» Work to be completed: Omit the pictures and output every entry below exactly as written.

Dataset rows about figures
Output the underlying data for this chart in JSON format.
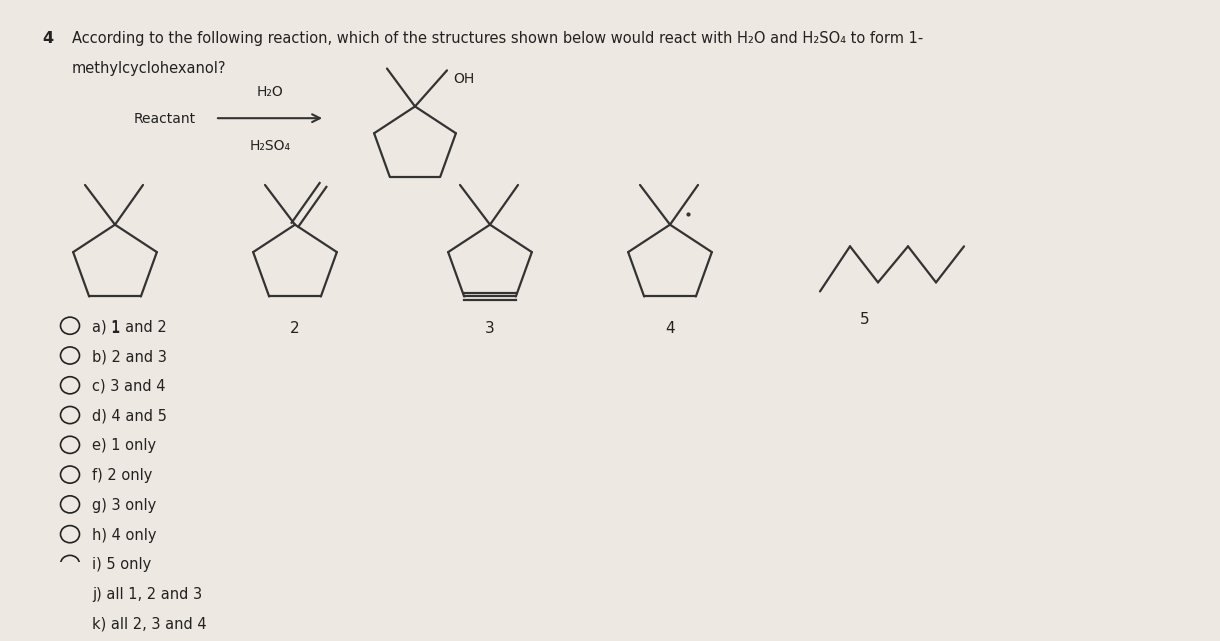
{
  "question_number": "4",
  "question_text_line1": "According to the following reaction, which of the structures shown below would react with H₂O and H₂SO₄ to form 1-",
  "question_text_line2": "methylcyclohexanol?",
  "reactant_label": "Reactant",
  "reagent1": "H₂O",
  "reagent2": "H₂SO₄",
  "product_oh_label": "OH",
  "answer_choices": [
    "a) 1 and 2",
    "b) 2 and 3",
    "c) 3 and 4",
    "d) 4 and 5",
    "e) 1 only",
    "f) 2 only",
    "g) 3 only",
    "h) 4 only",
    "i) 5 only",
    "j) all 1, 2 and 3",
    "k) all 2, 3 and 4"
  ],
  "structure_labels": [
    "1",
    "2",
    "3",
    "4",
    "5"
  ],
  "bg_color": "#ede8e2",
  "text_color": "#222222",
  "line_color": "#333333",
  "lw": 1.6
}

» Solution to the problem:
Output the underlying data for this chart in JSON format.
{
  "question_number": "4",
  "question_text_line1": "According to the following reaction, which of the structures shown below would react with H₂O and H₂SO₄ to form 1-",
  "question_text_line2": "methylcyclohexanol?",
  "reactant_label": "Reactant",
  "reagent1": "H₂O",
  "reagent2": "H₂SO₄",
  "product_oh_label": "OH",
  "answer_choices": [
    "a) 1 and 2",
    "b) 2 and 3",
    "c) 3 and 4",
    "d) 4 and 5",
    "e) 1 only",
    "f) 2 only",
    "g) 3 only",
    "h) 4 only",
    "i) 5 only",
    "j) all 1, 2 and 3",
    "k) all 2, 3 and 4"
  ],
  "structure_labels": [
    "1",
    "2",
    "3",
    "4",
    "5"
  ],
  "bg_color": "#ede8e2",
  "text_color": "#222222",
  "line_color": "#333333",
  "lw": 1.6
}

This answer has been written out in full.